"""

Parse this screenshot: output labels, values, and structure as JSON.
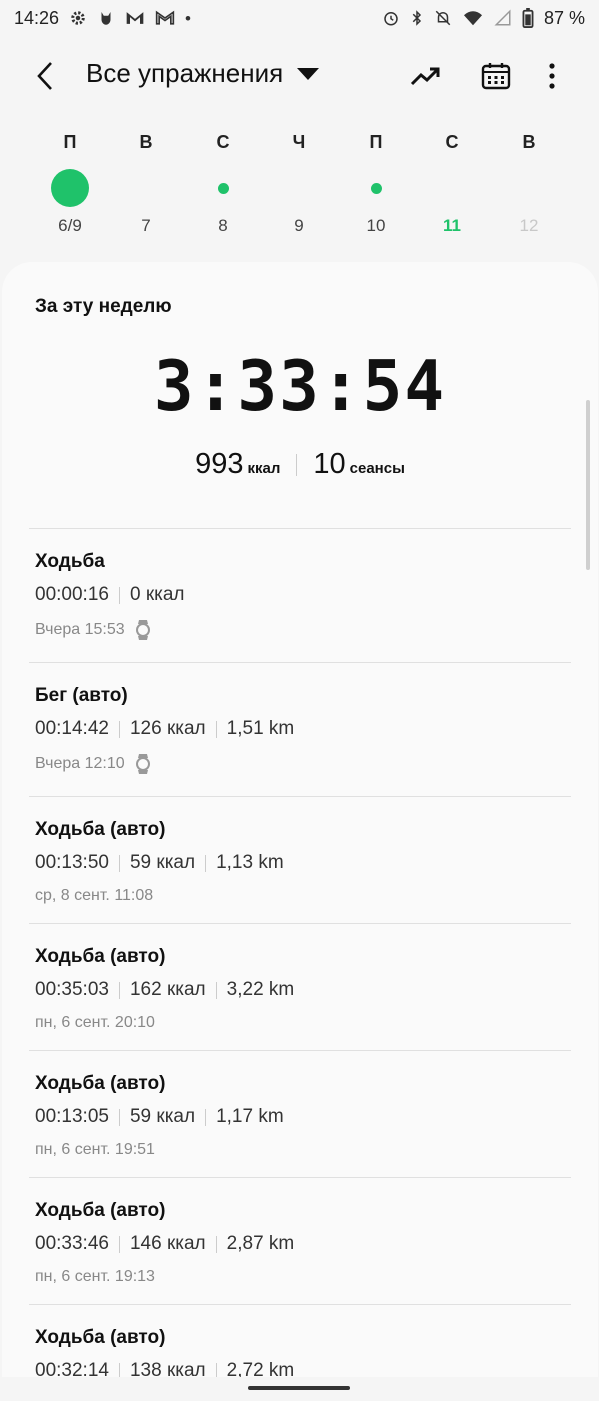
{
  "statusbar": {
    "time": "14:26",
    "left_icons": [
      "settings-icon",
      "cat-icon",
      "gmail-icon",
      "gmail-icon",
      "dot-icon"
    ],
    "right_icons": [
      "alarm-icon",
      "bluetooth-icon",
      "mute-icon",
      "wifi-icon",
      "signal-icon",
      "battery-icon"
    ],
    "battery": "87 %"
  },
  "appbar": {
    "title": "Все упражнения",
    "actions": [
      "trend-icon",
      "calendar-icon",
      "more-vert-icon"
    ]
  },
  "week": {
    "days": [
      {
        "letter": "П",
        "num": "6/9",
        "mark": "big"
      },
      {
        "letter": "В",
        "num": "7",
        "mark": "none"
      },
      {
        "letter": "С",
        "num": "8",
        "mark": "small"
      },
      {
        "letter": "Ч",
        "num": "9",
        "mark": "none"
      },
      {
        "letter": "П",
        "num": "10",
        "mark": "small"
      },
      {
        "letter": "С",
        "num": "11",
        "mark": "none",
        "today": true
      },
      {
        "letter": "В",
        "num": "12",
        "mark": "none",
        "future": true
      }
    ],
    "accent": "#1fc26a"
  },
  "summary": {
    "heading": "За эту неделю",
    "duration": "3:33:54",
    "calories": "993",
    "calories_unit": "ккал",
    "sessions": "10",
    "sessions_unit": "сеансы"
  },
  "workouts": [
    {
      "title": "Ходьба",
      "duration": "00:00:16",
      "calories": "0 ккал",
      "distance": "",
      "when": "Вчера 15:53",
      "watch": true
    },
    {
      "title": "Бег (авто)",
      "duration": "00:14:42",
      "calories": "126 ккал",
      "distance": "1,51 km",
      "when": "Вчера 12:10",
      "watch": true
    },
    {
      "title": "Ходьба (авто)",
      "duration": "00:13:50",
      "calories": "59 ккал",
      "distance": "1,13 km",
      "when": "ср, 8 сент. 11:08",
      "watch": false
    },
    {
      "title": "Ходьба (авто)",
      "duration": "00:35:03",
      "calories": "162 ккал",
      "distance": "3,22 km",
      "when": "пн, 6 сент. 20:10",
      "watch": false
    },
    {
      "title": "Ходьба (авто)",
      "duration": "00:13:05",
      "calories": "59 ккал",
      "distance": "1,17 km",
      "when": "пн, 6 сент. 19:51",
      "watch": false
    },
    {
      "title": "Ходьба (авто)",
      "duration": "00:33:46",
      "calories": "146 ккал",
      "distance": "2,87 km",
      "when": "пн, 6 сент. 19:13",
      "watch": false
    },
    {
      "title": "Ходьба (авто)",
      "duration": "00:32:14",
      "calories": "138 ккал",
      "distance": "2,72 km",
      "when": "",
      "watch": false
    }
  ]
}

"""
"""

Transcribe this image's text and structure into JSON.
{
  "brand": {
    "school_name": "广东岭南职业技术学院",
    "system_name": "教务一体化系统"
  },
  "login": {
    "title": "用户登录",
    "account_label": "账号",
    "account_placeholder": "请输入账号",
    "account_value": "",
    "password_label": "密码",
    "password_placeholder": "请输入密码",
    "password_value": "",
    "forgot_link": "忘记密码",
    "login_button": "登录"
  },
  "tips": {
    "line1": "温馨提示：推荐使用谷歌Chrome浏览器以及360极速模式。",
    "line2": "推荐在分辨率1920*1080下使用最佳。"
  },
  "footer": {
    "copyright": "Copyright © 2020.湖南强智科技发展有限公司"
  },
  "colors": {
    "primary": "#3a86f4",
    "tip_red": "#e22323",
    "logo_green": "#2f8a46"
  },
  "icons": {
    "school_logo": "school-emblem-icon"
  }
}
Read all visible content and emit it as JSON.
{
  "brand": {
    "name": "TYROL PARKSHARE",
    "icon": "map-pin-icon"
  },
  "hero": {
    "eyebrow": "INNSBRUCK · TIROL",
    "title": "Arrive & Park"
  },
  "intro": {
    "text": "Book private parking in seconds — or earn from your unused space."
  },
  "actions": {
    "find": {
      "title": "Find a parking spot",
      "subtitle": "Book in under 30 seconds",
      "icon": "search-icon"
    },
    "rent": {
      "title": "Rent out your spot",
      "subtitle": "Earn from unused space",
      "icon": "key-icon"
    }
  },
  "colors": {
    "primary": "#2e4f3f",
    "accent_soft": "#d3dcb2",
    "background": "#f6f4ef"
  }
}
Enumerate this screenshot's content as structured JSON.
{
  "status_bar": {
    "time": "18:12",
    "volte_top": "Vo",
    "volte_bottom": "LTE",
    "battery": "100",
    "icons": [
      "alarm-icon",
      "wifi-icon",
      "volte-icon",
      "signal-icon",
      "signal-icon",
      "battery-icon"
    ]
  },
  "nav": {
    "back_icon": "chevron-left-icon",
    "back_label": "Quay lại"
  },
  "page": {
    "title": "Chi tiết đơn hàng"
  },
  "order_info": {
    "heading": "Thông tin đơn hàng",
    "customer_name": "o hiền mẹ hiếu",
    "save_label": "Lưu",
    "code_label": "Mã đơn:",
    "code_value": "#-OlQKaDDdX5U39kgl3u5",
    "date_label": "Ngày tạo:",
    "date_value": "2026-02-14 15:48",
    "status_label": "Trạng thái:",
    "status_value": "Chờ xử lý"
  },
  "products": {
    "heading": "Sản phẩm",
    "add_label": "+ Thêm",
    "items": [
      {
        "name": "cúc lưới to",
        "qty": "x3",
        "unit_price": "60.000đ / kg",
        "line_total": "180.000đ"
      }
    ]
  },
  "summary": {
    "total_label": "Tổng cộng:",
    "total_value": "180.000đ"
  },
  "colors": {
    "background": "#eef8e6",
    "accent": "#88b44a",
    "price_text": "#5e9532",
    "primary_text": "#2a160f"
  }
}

"""
"""

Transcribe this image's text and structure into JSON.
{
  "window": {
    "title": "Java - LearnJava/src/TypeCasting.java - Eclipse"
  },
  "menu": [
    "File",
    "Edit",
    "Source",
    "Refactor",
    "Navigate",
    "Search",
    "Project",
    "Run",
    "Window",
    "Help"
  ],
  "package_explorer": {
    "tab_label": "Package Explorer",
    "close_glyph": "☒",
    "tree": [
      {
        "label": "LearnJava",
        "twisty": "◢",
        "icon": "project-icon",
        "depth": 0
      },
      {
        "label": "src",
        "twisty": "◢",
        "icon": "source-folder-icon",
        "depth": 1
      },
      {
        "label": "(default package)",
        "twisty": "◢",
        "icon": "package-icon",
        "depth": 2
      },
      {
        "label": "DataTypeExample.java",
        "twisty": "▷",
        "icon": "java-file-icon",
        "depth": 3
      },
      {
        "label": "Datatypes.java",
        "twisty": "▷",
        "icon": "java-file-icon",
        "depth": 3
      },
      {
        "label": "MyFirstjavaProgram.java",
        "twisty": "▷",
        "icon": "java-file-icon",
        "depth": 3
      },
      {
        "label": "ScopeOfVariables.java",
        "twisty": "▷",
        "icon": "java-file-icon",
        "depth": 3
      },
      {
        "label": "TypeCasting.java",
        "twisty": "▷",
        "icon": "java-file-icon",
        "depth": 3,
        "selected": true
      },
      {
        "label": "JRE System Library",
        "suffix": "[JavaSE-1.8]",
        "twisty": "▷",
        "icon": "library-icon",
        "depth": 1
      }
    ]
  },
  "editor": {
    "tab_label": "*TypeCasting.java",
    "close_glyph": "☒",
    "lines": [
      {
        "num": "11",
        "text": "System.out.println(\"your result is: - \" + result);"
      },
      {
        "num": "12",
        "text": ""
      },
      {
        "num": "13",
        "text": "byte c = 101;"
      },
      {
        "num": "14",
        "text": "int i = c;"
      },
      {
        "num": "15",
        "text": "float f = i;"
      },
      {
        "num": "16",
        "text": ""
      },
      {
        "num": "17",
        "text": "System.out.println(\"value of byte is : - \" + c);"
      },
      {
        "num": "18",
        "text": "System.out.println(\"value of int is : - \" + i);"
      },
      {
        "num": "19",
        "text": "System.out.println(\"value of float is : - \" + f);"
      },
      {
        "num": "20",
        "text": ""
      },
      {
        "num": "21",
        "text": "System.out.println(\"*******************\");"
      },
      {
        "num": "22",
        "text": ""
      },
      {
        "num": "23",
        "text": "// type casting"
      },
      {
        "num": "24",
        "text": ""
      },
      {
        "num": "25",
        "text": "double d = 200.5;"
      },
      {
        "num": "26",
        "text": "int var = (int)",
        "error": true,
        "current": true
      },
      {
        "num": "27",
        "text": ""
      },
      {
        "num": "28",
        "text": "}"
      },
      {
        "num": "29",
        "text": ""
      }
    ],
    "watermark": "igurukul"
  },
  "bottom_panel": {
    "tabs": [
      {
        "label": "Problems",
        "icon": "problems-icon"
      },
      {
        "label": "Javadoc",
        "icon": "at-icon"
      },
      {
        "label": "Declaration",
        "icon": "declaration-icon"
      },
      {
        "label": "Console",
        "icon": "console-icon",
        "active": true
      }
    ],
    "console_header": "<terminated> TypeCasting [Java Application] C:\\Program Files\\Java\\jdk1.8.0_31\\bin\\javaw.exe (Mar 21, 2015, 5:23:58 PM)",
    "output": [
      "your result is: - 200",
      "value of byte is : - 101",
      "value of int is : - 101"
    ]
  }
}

"""

[STATED GOAL]
Every line that holds the word "result" should be extracted.

[EXERCISE ANSWER]
        "text": "System.out.println(\"your result is: - \" + result);"
      "your result is: - 200",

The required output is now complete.